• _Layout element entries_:
★ ★ ★ ★
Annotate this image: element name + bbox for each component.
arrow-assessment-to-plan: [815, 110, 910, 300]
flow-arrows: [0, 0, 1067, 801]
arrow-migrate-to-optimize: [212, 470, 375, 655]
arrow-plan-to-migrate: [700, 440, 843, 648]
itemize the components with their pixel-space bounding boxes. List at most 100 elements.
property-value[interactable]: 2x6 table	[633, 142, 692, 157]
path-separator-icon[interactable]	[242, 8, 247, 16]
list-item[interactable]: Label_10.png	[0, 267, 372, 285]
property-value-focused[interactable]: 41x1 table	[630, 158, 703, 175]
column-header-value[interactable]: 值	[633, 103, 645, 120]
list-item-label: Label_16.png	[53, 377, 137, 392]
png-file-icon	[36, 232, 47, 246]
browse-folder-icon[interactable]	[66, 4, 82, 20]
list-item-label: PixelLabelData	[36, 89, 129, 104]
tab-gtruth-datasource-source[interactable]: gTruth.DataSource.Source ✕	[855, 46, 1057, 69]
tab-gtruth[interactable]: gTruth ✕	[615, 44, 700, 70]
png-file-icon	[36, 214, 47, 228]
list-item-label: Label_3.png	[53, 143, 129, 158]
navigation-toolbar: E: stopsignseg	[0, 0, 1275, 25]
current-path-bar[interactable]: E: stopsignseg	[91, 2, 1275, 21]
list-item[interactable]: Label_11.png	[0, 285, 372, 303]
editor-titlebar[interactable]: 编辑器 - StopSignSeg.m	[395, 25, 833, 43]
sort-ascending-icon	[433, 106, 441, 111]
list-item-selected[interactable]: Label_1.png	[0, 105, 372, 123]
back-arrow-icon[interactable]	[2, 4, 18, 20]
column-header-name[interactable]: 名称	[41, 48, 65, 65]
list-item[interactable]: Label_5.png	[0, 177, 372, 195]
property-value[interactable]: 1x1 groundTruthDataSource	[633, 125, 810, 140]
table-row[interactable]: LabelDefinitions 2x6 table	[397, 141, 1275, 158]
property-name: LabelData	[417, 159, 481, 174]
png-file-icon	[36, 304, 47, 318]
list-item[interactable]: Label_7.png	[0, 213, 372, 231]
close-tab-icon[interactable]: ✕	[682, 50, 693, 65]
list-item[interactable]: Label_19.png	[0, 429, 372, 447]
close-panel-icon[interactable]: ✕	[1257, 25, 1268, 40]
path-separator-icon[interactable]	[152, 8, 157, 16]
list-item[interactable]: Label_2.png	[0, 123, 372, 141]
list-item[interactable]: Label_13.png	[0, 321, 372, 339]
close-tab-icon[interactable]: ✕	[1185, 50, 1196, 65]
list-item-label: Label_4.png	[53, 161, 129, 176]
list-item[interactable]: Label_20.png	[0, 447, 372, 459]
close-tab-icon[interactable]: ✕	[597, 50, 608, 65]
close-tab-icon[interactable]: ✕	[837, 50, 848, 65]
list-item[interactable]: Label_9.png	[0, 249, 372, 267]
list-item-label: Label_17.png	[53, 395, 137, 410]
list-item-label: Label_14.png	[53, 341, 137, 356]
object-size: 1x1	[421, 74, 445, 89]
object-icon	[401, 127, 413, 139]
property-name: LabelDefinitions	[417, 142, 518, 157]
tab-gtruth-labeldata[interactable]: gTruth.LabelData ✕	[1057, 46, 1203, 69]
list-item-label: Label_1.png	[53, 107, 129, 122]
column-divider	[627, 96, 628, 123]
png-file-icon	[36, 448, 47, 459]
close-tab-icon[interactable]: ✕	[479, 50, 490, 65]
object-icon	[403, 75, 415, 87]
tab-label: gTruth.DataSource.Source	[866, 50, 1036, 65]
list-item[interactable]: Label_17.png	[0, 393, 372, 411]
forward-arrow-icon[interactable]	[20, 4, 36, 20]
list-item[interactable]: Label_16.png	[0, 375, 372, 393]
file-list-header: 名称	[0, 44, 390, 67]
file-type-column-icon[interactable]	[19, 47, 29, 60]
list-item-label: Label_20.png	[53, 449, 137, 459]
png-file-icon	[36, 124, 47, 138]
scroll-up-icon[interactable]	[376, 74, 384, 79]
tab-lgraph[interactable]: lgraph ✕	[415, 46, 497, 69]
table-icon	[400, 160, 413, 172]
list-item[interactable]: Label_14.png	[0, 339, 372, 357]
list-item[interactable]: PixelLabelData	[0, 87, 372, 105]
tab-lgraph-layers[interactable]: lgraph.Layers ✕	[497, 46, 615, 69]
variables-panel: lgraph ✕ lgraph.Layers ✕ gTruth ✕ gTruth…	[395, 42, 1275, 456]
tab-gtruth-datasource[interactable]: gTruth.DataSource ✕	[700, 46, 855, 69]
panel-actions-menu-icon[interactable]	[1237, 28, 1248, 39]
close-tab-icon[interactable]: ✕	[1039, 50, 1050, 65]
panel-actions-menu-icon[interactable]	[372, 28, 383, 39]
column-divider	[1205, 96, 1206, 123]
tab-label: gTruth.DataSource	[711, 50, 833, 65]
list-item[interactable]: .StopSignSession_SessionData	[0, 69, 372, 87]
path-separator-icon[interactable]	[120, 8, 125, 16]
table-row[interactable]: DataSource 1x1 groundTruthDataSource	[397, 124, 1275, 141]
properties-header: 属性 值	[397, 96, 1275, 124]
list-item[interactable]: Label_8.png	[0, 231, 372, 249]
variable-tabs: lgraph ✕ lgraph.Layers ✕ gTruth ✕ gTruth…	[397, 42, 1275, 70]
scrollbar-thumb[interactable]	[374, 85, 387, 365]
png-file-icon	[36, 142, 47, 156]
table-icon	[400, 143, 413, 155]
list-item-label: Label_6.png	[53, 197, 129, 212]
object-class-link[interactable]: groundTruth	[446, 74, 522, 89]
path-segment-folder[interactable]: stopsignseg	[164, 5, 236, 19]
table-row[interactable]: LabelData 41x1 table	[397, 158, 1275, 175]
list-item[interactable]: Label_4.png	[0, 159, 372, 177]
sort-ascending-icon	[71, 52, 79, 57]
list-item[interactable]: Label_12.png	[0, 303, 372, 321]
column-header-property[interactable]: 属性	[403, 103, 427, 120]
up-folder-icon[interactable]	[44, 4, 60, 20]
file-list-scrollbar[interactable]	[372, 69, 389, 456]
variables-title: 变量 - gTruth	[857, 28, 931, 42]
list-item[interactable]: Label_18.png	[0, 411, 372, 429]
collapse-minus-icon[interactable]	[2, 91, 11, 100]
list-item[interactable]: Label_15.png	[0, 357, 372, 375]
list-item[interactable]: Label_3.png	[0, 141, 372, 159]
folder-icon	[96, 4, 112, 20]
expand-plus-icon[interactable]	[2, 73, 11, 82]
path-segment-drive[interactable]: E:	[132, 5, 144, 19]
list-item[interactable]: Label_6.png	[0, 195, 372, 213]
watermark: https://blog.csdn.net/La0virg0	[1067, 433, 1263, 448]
★ ★ ★ ★
• _WORK TO DO_:
Change every "png-file-icon" in the records above to "image-file-icon". Reproduce all other lines unchanged.

• _ANSWER_:
Annotate this image: element name + bbox for each component.
arrow-assessment-to-plan: [815, 110, 910, 300]
flow-arrows: [0, 0, 1067, 801]
arrow-migrate-to-optimize: [212, 470, 375, 655]
arrow-plan-to-migrate: [700, 440, 843, 648]
itemize the components with their pixel-space bounding boxes. List at most 100 elements.
property-value[interactable]: 2x6 table	[633, 142, 692, 157]
path-separator-icon[interactable]	[242, 8, 247, 16]
list-item[interactable]: Label_10.png	[0, 267, 372, 285]
property-value-focused[interactable]: 41x1 table	[630, 158, 703, 175]
column-header-value[interactable]: 值	[633, 103, 645, 120]
list-item-label: Label_16.png	[53, 377, 137, 392]
image-file-icon	[36, 232, 47, 246]
browse-folder-icon[interactable]	[66, 4, 82, 20]
list-item-label: PixelLabelData	[36, 89, 129, 104]
tab-gtruth-datasource-source[interactable]: gTruth.DataSource.Source ✕	[855, 46, 1057, 69]
tab-gtruth[interactable]: gTruth ✕	[615, 44, 700, 70]
image-file-icon	[36, 214, 47, 228]
list-item-label: Label_3.png	[53, 143, 129, 158]
navigation-toolbar: E: stopsignseg	[0, 0, 1275, 25]
current-path-bar[interactable]: E: stopsignseg	[91, 2, 1275, 21]
list-item[interactable]: Label_11.png	[0, 285, 372, 303]
editor-titlebar[interactable]: 编辑器 - StopSignSeg.m	[395, 25, 833, 43]
sort-ascending-icon	[433, 106, 441, 111]
list-item-selected[interactable]: Label_1.png	[0, 105, 372, 123]
back-arrow-icon[interactable]	[2, 4, 18, 20]
column-header-name[interactable]: 名称	[41, 48, 65, 65]
list-item[interactable]: Label_5.png	[0, 177, 372, 195]
property-value[interactable]: 1x1 groundTruthDataSource	[633, 125, 810, 140]
table-row[interactable]: LabelDefinitions 2x6 table	[397, 141, 1275, 158]
property-name: LabelData	[417, 159, 481, 174]
image-file-icon	[36, 304, 47, 318]
list-item[interactable]: Label_7.png	[0, 213, 372, 231]
close-tab-icon[interactable]: ✕	[682, 50, 693, 65]
list-item[interactable]: Label_19.png	[0, 429, 372, 447]
close-panel-icon[interactable]: ✕	[1257, 25, 1268, 40]
path-separator-icon[interactable]	[152, 8, 157, 16]
list-item[interactable]: Label_2.png	[0, 123, 372, 141]
list-item[interactable]: Label_13.png	[0, 321, 372, 339]
close-tab-icon[interactable]: ✕	[1185, 50, 1196, 65]
list-item-label: Label_4.png	[53, 161, 129, 176]
list-item[interactable]: Label_20.png	[0, 447, 372, 459]
close-tab-icon[interactable]: ✕	[597, 50, 608, 65]
close-tab-icon[interactable]: ✕	[837, 50, 848, 65]
list-item[interactable]: Label_9.png	[0, 249, 372, 267]
list-item-label: Label_17.png	[53, 395, 137, 410]
list-item-label: Label_14.png	[53, 341, 137, 356]
object-size: 1x1	[421, 74, 445, 89]
object-icon	[401, 127, 413, 139]
property-name: LabelDefinitions	[417, 142, 518, 157]
tab-gtruth-labeldata[interactable]: gTruth.LabelData ✕	[1057, 46, 1203, 69]
list-item-label: Label_1.png	[53, 107, 129, 122]
column-divider	[627, 96, 628, 123]
image-file-icon	[36, 448, 47, 459]
close-tab-icon[interactable]: ✕	[479, 50, 490, 65]
object-icon	[403, 75, 415, 87]
tab-label: gTruth.DataSource.Source	[866, 50, 1036, 65]
list-item[interactable]: Label_17.png	[0, 393, 372, 411]
forward-arrow-icon[interactable]	[20, 4, 36, 20]
list-item[interactable]: Label_16.png	[0, 375, 372, 393]
file-list-header: 名称	[0, 44, 390, 67]
file-type-column-icon[interactable]	[19, 47, 29, 60]
list-item-label: Label_20.png	[53, 449, 137, 459]
image-file-icon	[36, 124, 47, 138]
scroll-up-icon[interactable]	[376, 74, 384, 79]
tab-lgraph[interactable]: lgraph ✕	[415, 46, 497, 69]
table-icon	[400, 160, 413, 172]
list-item[interactable]: Label_14.png	[0, 339, 372, 357]
list-item[interactable]: PixelLabelData	[0, 87, 372, 105]
tab-lgraph-layers[interactable]: lgraph.Layers ✕	[497, 46, 615, 69]
variables-panel: lgraph ✕ lgraph.Layers ✕ gTruth ✕ gTruth…	[395, 42, 1275, 456]
tab-gtruth-datasource[interactable]: gTruth.DataSource ✕	[700, 46, 855, 69]
panel-actions-menu-icon[interactable]	[1237, 28, 1248, 39]
close-tab-icon[interactable]: ✕	[1039, 50, 1050, 65]
panel-actions-menu-icon[interactable]	[372, 28, 383, 39]
column-divider	[1205, 96, 1206, 123]
tab-label: gTruth.DataSource	[711, 50, 833, 65]
list-item[interactable]: .StopSignSession_SessionData	[0, 69, 372, 87]
path-separator-icon[interactable]	[120, 8, 125, 16]
table-row[interactable]: DataSource 1x1 groundTruthDataSource	[397, 124, 1275, 141]
properties-header: 属性 值	[397, 96, 1275, 124]
list-item[interactable]: Label_8.png	[0, 231, 372, 249]
variable-tabs: lgraph ✕ lgraph.Layers ✕ gTruth ✕ gTruth…	[397, 42, 1275, 70]
scrollbar-thumb[interactable]	[374, 85, 387, 365]
image-file-icon	[36, 142, 47, 156]
table-icon	[400, 143, 413, 155]
list-item-label: Label_6.png	[53, 197, 129, 212]
object-class-link[interactable]: groundTruth	[446, 74, 522, 89]
path-segment-folder[interactable]: stopsignseg	[164, 5, 236, 19]
table-row[interactable]: LabelData 41x1 table	[397, 158, 1275, 175]
list-item[interactable]: Label_4.png	[0, 159, 372, 177]
sort-ascending-icon	[71, 52, 79, 57]
list-item[interactable]: Label_12.png	[0, 303, 372, 321]
column-header-property[interactable]: 属性	[403, 103, 427, 120]
up-folder-icon[interactable]	[44, 4, 60, 20]
file-list-scrollbar[interactable]	[372, 69, 389, 456]
variables-title: 变量 - gTruth	[857, 28, 931, 42]
list-item[interactable]: Label_18.png	[0, 411, 372, 429]
collapse-minus-icon[interactable]	[2, 91, 11, 100]
list-item[interactable]: Label_15.png	[0, 357, 372, 375]
list-item[interactable]: Label_3.png	[0, 141, 372, 159]
folder-icon	[96, 4, 112, 20]
expand-plus-icon[interactable]	[2, 73, 11, 82]
path-segment-drive[interactable]: E:	[132, 5, 144, 19]
list-item[interactable]: Label_6.png	[0, 195, 372, 213]
watermark: https://blog.csdn.net/La0virg0	[1067, 433, 1263, 448]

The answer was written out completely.